PROVIDED PASSAGE:
··········

Mental health applications (apps) can be categorized in three broad areas. First, apps can serve as a communication medium allowing patients to connect with other patients, caregivers, providers or other forms of social support. Second, apps can serve as an extension of traditional in-person practice and augment psychotherapy, medication management and other mental health interventions with journaling, symptom tracking tools, self-monitoring and psychoeducation between appointments. Third, these can act as a smart monitor using tools that may automatically predict relapse, worsened symptoms or changed activity7.
Research using smartphones is demonstrating how these can make various forms of therapeutic interventions more accessible using combinations of data from video, virtual reality, texting, search, geographical information systems and gaming techniques as well as popularize more commonly available Internet-based cognitive therapies, psychoeducation and bibliotherapy. Traditional worksheets and therapy homework, such as that found in cognitive behavioural therapy, can be made to be fully interactive to increase patient engagement and retention while wearable applications for heads-up displays are being developed to analyze facial emotions and track vital signs. Smartphone applications can even intervene in a patient with a substance use or other addiction at risk of relapse, alerting its user when they approach a trigger such as a liquor store, and coaching them through difficult social situations, such as a party where alcohol is served. The common theme with these applications is the digitization and automation of much of the health care provider's therapies. This allows patients to increasingly practice self-care, by themselves or with their families or for use in between sessions with their therapist, as a hybrid form of care, both online and in-person. Research is being done to create an entirely technologically based “avatar therapist” that is trained to respond therapeutically to movements and language and replace the human therapist entirely, but this is some years away10.

··········

DATA SUPPLIED:

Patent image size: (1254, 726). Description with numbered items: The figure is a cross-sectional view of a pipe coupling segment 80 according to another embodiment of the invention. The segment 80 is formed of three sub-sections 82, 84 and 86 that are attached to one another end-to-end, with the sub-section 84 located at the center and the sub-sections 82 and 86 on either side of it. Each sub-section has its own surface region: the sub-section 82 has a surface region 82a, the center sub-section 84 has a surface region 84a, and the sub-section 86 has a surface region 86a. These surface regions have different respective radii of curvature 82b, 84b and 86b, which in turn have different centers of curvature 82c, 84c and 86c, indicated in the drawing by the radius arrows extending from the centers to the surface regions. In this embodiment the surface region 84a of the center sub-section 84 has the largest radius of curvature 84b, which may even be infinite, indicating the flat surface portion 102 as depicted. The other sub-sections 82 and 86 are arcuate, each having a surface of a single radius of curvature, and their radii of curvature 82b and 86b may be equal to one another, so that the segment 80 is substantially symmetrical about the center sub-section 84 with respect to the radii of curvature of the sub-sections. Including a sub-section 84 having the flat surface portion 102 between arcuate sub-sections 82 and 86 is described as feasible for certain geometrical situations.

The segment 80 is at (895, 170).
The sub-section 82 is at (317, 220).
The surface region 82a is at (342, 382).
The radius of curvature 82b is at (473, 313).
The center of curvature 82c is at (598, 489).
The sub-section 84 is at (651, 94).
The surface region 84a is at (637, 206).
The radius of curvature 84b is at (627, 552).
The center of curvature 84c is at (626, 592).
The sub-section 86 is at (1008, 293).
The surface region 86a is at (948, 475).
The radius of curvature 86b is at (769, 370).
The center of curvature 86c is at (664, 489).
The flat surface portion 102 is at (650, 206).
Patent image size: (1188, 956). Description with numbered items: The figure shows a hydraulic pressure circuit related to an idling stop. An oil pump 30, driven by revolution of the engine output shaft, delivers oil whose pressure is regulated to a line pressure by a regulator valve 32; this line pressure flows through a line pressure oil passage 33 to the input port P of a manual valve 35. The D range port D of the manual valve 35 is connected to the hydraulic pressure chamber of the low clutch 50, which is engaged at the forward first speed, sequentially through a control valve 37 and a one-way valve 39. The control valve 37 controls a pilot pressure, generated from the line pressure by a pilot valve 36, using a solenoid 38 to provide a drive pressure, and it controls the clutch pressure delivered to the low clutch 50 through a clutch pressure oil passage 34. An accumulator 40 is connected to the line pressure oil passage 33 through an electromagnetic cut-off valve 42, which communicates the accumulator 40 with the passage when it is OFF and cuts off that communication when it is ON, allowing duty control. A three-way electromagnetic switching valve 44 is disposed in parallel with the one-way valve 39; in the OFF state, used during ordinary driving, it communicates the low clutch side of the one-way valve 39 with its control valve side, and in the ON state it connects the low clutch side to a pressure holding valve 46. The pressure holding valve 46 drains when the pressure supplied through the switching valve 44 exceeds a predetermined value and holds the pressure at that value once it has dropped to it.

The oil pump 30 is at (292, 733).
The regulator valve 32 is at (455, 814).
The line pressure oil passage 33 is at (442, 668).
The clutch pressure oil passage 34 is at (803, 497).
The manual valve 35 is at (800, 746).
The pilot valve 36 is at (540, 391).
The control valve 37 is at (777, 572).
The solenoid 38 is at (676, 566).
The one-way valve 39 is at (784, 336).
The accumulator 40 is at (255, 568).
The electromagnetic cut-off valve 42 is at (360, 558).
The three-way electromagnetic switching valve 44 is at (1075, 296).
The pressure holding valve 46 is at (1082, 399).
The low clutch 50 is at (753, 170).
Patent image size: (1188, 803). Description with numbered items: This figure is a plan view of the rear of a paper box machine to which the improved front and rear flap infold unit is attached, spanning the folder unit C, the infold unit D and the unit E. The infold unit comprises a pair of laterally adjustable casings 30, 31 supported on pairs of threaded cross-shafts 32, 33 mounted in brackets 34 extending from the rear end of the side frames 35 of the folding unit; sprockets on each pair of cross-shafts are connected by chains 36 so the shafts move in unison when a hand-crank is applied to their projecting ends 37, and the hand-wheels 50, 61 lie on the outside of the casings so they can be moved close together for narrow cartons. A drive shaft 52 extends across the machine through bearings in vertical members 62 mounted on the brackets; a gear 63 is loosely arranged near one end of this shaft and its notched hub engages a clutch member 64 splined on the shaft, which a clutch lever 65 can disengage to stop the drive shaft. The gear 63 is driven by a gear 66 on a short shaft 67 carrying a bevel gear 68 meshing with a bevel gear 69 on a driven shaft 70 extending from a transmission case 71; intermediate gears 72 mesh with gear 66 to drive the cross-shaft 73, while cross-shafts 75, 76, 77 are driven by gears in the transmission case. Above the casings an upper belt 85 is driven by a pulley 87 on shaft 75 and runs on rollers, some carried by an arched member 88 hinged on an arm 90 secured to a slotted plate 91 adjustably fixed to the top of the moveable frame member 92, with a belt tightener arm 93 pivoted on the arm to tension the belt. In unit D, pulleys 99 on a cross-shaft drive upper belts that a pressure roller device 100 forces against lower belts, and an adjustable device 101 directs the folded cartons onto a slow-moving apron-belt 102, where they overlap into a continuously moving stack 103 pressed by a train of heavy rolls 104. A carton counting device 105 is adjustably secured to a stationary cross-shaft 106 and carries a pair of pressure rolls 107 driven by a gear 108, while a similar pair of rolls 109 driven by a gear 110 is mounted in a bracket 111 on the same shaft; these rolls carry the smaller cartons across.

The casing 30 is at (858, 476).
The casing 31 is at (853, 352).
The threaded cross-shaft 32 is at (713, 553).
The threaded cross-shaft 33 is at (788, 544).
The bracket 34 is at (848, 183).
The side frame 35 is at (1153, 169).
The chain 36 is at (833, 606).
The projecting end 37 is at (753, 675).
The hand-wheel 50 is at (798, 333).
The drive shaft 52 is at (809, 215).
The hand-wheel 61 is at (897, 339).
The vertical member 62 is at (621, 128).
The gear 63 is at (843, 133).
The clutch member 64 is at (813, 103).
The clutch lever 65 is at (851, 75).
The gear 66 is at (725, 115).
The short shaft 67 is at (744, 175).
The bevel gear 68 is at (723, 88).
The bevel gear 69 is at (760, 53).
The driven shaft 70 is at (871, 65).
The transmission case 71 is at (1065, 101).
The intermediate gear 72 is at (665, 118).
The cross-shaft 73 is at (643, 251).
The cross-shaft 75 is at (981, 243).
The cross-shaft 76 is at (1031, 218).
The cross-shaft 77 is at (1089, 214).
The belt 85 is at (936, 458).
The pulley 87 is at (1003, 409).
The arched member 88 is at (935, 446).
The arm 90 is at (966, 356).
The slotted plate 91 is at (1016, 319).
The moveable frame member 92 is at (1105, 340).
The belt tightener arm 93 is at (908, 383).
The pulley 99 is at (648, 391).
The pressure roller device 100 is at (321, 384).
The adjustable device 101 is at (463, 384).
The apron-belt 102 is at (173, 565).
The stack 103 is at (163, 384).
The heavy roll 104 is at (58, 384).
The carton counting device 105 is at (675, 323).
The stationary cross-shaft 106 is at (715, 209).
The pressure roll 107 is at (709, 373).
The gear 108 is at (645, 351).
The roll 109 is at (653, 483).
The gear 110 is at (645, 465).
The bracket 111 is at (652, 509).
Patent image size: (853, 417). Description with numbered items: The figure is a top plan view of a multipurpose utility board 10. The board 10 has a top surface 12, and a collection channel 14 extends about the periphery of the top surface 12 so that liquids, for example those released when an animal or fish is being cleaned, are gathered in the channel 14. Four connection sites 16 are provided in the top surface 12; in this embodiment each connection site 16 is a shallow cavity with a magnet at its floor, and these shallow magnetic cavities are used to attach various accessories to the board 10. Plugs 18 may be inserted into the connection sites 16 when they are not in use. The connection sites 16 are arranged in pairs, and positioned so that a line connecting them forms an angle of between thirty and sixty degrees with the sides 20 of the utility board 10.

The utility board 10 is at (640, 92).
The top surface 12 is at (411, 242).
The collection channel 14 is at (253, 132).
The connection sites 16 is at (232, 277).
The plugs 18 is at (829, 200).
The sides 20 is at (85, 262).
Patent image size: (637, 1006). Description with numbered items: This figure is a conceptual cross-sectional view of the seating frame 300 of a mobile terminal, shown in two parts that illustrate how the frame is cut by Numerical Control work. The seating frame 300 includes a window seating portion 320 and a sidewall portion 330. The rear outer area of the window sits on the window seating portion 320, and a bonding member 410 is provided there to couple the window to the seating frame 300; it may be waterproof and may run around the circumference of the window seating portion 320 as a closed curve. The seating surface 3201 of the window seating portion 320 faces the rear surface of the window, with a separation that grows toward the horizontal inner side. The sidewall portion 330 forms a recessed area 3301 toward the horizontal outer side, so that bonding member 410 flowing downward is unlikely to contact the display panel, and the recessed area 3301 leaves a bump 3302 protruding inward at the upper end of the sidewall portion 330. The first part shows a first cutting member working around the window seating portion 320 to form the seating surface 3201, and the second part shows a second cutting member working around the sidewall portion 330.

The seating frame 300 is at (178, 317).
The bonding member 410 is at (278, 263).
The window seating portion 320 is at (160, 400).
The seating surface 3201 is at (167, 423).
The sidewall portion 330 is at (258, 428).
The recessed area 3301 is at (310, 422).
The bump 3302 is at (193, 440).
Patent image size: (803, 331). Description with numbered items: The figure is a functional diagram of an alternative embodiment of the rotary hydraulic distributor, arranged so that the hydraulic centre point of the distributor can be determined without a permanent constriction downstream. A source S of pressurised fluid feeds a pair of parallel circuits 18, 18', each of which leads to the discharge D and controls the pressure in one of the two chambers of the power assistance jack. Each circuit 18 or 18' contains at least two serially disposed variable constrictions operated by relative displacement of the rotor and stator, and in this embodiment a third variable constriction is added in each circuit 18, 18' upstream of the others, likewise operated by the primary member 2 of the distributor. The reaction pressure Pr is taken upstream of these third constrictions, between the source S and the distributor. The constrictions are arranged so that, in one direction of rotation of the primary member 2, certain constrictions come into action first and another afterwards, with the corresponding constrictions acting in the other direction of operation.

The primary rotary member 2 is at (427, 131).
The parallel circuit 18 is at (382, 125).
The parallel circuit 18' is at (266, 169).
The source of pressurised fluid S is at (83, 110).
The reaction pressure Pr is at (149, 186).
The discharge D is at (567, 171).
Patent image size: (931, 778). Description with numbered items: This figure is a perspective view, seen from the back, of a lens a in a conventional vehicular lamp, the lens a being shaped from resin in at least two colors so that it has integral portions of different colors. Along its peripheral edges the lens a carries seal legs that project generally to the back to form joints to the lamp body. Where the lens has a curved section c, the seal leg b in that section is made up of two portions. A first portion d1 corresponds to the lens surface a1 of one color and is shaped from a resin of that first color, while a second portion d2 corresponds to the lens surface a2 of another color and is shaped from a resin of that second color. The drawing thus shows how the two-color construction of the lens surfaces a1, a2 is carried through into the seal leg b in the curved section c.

··········

TASKS TO CARRY OUT:
A. Decide whether each statement agrees with the passage on mental health apps. Answer yes or no, and quote the words from the passage that settle it.
(i) Smartphone apps can alert a user with an addiction who approaches a trigger such as a liquor store.
(ii) An avatar therapist that fully replaces the human therapist is already in use.
(iii) The passage sorts mental health apps into five broad areas.
B. According to the passage on mental health apps, what are wearable applications for heads-up displays being developed to do?
C. Carry on the passage about mental health apps from where it stops.

TASK-BY-TASK ANSWERS:
A.
(i) Yes: "alerting its user when they approach a trigger such as a liquor store"
(ii) No: "but this is some years away"
(iii) No: "Mental health applications (apps) can be categorized in three broad areas."

B. To analyze facial emotions and track vital signs.

C.
Mobile mental health care is a very exciting field of research that is progressing rapidly. There are hundreds of mental health applications already available and many more are being developed and driven by large amounts of venture capital funding, especially in the USA with the result that many of the applications that are already in use are not always backed by the latest research, or even much research at all. There are however, guidelines available suggesting best practices for assessing a relatively untried clinical application7.
Despite these drawbacks, the potential for mental health applications cannot be understated. For a country like India, these offer the option of leapfrogging mental health care over many hurdles of access and funding, and of substantially improving the mental health of the country, and in particular of the youth of the nation. The theme of World Mental Health Day in 2015 is “Dignity in Mental Health”. In India this could mean respecting the need of the youth of the country and making substantial strategic investments in mobile mental health care as part of the excellent National Mental Health Plan in order to help those who are suffering and help to meet the goals of the Plan.